> [JOB] Retype the full set of records. Keep every character identical.
===== ROWS =====
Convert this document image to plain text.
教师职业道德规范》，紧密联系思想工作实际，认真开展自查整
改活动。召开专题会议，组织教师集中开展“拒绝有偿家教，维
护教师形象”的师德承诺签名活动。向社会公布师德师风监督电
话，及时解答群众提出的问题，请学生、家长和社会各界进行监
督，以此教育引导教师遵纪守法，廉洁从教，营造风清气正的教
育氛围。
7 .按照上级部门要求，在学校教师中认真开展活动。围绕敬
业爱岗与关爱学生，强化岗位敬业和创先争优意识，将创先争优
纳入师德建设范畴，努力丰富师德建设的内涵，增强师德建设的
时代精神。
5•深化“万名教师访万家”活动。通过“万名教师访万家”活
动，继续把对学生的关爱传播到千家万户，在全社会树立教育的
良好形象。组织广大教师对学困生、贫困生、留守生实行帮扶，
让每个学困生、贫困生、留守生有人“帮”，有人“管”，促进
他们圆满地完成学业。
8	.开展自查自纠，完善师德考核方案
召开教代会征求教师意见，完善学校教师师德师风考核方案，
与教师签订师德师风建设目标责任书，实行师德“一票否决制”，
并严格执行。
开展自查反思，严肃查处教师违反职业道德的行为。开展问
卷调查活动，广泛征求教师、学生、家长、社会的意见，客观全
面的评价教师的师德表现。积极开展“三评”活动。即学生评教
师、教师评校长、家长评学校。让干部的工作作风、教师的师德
=====
> [ANSWER FOR THIS EXERCISE]
Convert this document image to plain text.
教师职业道德规范》，紧密联系思想工作实际，认真开展自查整
改活动。召开专题会议，组织教师集中开展“拒绝有偿家教，维
护教师形象”的师德承诺签名活动。向社会公布师德师风监督电
话，及时解答群众提出的问题，请学生、家长和社会各界进行监
督，以此教育引导教师遵纪守法，廉洁从教，营造风清气正的教
育氛围。
7 .按照上级部门要求，在学校教师中认真开展活动。围绕敬
业爱岗与关爱学生，强化岗位敬业和创先争优意识，将创先争优
纳入师德建设范畴，努力丰富师德建设的内涵，增强师德建设的
时代精神。
5•深化“万名教师访万家”活动。通过“万名教师访万家”活
动，继续把对学生的关爱传播到千家万户，在全社会树立教育的
良好形象。组织广大教师对学困生、贫困生、留守生实行帮扶，
让每个学困生、贫困生、留守生有人“帮”，有人“管”，促进
他们圆满地完成学业。
8	.开展自查自纠，完善师德考核方案
召开教代会征求教师意见，完善学校教师师德师风考核方案，
与教师签订师德师风建设目标责任书，实行师德“一票否决制”，
并严格执行。
开展自查反思，严肃查处教师违反职业道德的行为。开展问
卷调查活动，广泛征求教师、学生、家长、社会的意见，客观全
面的评价教师的师德表现。积极开展“三评”活动。即学生评教
师、教师评校长、家长评学校。让干部的工作作风、教师的师德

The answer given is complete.